• **The task**: Each line that follows should be printed again exactly as it stands.

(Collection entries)
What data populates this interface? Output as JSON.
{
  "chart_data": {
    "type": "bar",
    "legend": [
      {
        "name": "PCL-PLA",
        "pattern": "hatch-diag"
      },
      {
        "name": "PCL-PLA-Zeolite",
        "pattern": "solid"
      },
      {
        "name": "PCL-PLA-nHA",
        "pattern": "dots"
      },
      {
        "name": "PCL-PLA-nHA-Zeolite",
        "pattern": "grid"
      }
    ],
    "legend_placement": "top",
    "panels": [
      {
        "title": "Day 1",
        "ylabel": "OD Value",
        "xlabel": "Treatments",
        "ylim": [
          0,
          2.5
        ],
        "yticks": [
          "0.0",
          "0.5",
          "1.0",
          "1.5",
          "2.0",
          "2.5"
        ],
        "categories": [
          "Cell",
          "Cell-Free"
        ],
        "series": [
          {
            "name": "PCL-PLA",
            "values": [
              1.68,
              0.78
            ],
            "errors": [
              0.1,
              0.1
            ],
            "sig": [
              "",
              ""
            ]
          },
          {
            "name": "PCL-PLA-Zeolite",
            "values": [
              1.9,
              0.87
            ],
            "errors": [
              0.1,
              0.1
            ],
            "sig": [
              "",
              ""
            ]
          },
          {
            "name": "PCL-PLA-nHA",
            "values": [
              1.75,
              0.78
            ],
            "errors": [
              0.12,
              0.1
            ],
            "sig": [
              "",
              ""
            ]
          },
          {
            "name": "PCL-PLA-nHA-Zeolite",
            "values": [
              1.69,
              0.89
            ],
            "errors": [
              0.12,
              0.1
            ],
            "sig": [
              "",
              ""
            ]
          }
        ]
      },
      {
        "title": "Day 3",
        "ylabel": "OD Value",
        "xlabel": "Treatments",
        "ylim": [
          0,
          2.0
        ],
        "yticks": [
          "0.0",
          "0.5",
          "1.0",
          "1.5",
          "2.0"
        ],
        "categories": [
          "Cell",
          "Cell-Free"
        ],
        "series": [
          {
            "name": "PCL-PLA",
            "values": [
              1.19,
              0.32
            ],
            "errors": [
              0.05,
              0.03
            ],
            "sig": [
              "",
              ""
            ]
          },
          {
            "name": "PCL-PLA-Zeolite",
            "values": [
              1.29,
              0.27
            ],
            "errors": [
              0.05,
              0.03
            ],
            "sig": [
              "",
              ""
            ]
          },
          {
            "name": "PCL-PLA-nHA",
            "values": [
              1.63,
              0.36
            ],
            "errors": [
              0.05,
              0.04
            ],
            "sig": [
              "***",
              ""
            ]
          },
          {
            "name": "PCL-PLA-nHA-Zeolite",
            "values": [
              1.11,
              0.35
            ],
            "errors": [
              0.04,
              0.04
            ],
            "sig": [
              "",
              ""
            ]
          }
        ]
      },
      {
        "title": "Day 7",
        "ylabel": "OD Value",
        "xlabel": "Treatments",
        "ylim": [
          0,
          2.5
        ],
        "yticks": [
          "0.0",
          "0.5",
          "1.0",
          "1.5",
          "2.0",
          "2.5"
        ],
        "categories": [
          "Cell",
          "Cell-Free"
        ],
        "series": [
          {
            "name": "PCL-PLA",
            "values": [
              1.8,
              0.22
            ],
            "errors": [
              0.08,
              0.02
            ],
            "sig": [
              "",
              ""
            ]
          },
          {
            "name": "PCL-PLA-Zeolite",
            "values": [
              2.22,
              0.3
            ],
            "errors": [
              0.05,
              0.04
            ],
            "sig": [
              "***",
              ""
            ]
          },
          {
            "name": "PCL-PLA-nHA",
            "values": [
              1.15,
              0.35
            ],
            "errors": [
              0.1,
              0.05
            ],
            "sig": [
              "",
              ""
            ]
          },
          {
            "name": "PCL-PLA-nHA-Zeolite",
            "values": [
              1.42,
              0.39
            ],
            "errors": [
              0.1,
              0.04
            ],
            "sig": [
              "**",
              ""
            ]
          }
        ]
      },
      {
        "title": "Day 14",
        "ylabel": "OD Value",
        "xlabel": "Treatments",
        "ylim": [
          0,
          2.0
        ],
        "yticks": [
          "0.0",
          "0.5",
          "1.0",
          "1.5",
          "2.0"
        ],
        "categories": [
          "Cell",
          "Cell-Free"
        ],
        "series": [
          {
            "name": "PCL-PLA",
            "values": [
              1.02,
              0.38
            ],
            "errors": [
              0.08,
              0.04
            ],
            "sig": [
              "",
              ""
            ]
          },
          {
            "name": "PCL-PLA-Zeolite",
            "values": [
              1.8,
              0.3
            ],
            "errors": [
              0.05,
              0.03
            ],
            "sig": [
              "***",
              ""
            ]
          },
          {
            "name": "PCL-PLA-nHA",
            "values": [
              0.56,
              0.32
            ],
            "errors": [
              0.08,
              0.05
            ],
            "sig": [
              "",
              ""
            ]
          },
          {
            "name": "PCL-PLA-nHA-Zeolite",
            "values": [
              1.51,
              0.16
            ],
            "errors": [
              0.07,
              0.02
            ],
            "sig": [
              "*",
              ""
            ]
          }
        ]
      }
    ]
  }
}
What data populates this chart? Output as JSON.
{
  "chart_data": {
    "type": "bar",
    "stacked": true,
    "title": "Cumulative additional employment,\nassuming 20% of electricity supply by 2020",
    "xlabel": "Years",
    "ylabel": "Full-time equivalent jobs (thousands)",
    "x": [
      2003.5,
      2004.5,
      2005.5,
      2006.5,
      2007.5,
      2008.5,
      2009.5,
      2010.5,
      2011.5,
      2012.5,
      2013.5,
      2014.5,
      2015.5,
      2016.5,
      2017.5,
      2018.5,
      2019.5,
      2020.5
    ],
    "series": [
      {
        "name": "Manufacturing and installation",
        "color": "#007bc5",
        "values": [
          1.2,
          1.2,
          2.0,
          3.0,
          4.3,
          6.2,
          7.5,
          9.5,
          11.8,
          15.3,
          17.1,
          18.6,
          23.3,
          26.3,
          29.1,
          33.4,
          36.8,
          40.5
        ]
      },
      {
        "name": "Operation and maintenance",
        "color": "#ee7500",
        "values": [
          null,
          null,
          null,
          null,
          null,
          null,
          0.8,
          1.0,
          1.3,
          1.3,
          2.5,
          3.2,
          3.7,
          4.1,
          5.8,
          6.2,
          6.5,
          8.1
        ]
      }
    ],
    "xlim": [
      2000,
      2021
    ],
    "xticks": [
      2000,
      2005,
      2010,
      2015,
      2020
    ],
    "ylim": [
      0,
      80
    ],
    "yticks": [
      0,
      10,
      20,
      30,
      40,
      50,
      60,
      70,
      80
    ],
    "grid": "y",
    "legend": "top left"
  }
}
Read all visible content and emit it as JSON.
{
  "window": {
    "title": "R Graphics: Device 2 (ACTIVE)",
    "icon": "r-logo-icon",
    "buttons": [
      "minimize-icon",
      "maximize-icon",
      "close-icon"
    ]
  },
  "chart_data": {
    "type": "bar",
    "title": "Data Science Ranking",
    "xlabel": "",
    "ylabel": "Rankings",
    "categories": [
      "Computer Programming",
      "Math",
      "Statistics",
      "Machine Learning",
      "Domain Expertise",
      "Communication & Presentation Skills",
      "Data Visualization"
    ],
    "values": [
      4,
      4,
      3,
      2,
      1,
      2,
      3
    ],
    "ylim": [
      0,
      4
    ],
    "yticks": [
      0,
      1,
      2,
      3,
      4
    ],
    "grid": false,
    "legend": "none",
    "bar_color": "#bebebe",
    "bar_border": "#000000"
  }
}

• **Problem solution**:
What data populates this interface? Output as JSON.
{
  "chart_data": {
    "type": "bar",
    "legend": [
      {
        "name": "PCL-PLA",
        "pattern": "hatch-diag"
      },
      {
        "name": "PCL-PLA-Zeolite",
        "pattern": "solid"
      },
      {
        "name": "PCL-PLA-nHA",
        "pattern": "dots"
      },
      {
        "name": "PCL-PLA-nHA-Zeolite",
        "pattern": "grid"
      }
    ],
    "legend_placement": "top",
    "panels": [
      {
        "title": "Day 1",
        "ylabel": "OD Value",
        "xlabel": "Treatments",
        "ylim": [
          0,
          2.5
        ],
        "yticks": [
          "0.0",
          "0.5",
          "1.0",
          "1.5",
          "2.0",
          "2.5"
        ],
        "categories": [
          "Cell",
          "Cell-Free"
        ],
        "series": [
          {
            "name": "PCL-PLA",
            "values": [
              1.68,
              0.78
            ],
            "errors": [
              0.1,
              0.1
            ],
            "sig": [
              "",
              ""
            ]
          },
          {
            "name": "PCL-PLA-Zeolite",
            "values": [
              1.9,
              0.87
            ],
            "errors": [
              0.1,
              0.1
            ],
            "sig": [
              "",
              ""
            ]
          },
          {
            "name": "PCL-PLA-nHA",
            "values": [
              1.75,
              0.78
            ],
            "errors": [
              0.12,
              0.1
            ],
            "sig": [
              "",
              ""
            ]
          },
          {
            "name": "PCL-PLA-nHA-Zeolite",
            "values": [
              1.69,
              0.89
            ],
            "errors": [
              0.12,
              0.1
            ],
            "sig": [
              "",
              ""
            ]
          }
        ]
      },
      {
        "title": "Day 3",
        "ylabel": "OD Value",
        "xlabel": "Treatments",
        "ylim": [
          0,
          2.0
        ],
        "yticks": [
          "0.0",
          "0.5",
          "1.0",
          "1.5",
          "2.0"
        ],
        "categories": [
          "Cell",
          "Cell-Free"
        ],
        "series": [
          {
            "name": "PCL-PLA",
            "values": [
              1.19,
              0.32
            ],
            "errors": [
              0.05,
              0.03
            ],
            "sig": [
              "",
              ""
            ]
          },
          {
            "name": "PCL-PLA-Zeolite",
            "values": [
              1.29,
              0.27
            ],
            "errors": [
              0.05,
              0.03
            ],
            "sig": [
              "",
              ""
            ]
          },
          {
            "name": "PCL-PLA-nHA",
            "values": [
              1.63,
              0.36
            ],
            "errors": [
              0.05,
              0.04
            ],
            "sig": [
              "***",
              ""
            ]
          },
          {
            "name": "PCL-PLA-nHA-Zeolite",
            "values": [
              1.11,
              0.35
            ],
            "errors": [
              0.04,
              0.04
            ],
            "sig": [
              "",
              ""
            ]
          }
        ]
      },
      {
        "title": "Day 7",
        "ylabel": "OD Value",
        "xlabel": "Treatments",
        "ylim": [
          0,
          2.5
        ],
        "yticks": [
          "0.0",
          "0.5",
          "1.0",
          "1.5",
          "2.0",
          "2.5"
        ],
        "categories": [
          "Cell",
          "Cell-Free"
        ],
        "series": [
          {
            "name": "PCL-PLA",
            "values": [
              1.8,
              0.22
            ],
            "errors": [
              0.08,
              0.02
            ],
            "sig": [
              "",
              ""
            ]
          },
          {
            "name": "PCL-PLA-Zeolite",
            "values": [
              2.22,
              0.3
            ],
            "errors": [
              0.05,
              0.04
            ],
            "sig": [
              "***",
              ""
            ]
          },
          {
            "name": "PCL-PLA-nHA",
            "values": [
              1.15,
              0.35
            ],
            "errors": [
              0.1,
              0.05
            ],
            "sig": [
              "",
              ""
            ]
          },
          {
            "name": "PCL-PLA-nHA-Zeolite",
            "values": [
              1.42,
              0.39
            ],
            "errors": [
              0.1,
              0.04
            ],
            "sig": [
              "**",
              ""
            ]
          }
        ]
      },
      {
        "title": "Day 14",
        "ylabel": "OD Value",
        "xlabel": "Treatments",
        "ylim": [
          0,
          2.0
        ],
        "yticks": [
          "0.0",
          "0.5",
          "1.0",
          "1.5",
          "2.0"
        ],
        "categories": [
          "Cell",
          "Cell-Free"
        ],
        "series": [
          {
            "name": "PCL-PLA",
            "values": [
              1.02,
              0.38
            ],
            "errors": [
              0.08,
              0.04
            ],
            "sig": [
              "",
              ""
            ]
          },
          {
            "name": "PCL-PLA-Zeolite",
            "values": [
              1.8,
              0.3
            ],
            "errors": [
              0.05,
              0.03
            ],
            "sig": [
              "***",
              ""
            ]
          },
          {
            "name": "PCL-PLA-nHA",
            "values": [
              0.56,
              0.32
            ],
            "errors": [
              0.08,
              0.05
            ],
            "sig": [
              "",
              ""
            ]
          },
          {
            "name": "PCL-PLA-nHA-Zeolite",
            "values": [
              1.51,
              0.16
            ],
            "errors": [
              0.07,
              0.02
            ],
            "sig": [
              "*",
              ""
            ]
          }
        ]
      }
    ]
  }
}
What data populates this chart? Output as JSON.
{
  "chart_data": {
    "type": "bar",
    "stacked": true,
    "title": "Cumulative additional employment,\nassuming 20% of electricity supply by 2020",
    "xlabel": "Years",
    "ylabel": "Full-time equivalent jobs (thousands)",
    "x": [
      2003.5,
      2004.5,
      2005.5,
      2006.5,
      2007.5,
      2008.5,
      2009.5,
      2010.5,
      2011.5,
      2012.5,
      2013.5,
      2014.5,
      2015.5,
      2016.5,
      2017.5,
      2018.5,
      2019.5,
      2020.5
    ],
    "series": [
      {
        "name": "Manufacturing and installation",
        "color": "#007bc5",
        "values": [
          1.2,
          1.2,
          2.0,
          3.0,
          4.3,
          6.2,
          7.5,
          9.5,
          11.8,
          15.3,
          17.1,
          18.6,
          23.3,
          26.3,
          29.1,
          33.4,
          36.8,
          40.5
        ]
      },
      {
        "name": "Operation and maintenance",
        "color": "#ee7500",
        "values": [
          null,
          null,
          null,
          null,
          null,
          null,
          0.8,
          1.0,
          1.3,
          1.3,
          2.5,
          3.2,
          3.7,
          4.1,
          5.8,
          6.2,
          6.5,
          8.1
        ]
      }
    ],
    "xlim": [
      2000,
      2021
    ],
    "xticks": [
      2000,
      2005,
      2010,
      2015,
      2020
    ],
    "ylim": [
      0,
      80
    ],
    "yticks": [
      0,
      10,
      20,
      30,
      40,
      50,
      60,
      70,
      80
    ],
    "grid": "y",
    "legend": "top left"
  }
}
Read all visible content and emit it as JSON.
{
  "window": {
    "title": "R Graphics: Device 2 (ACTIVE)",
    "icon": "r-logo-icon",
    "buttons": [
      "minimize-icon",
      "maximize-icon",
      "close-icon"
    ]
  },
  "chart_data": {
    "type": "bar",
    "title": "Data Science Ranking",
    "xlabel": "",
    "ylabel": "Rankings",
    "categories": [
      "Computer Programming",
      "Math",
      "Statistics",
      "Machine Learning",
      "Domain Expertise",
      "Communication & Presentation Skills",
      "Data Visualization"
    ],
    "values": [
      4,
      4,
      3,
      2,
      1,
      2,
      3
    ],
    "ylim": [
      0,
      4
    ],
    "yticks": [
      0,
      1,
      2,
      3,
      4
    ],
    "grid": false,
    "legend": "none",
    "bar_color": "#bebebe",
    "bar_border": "#000000"
  }
}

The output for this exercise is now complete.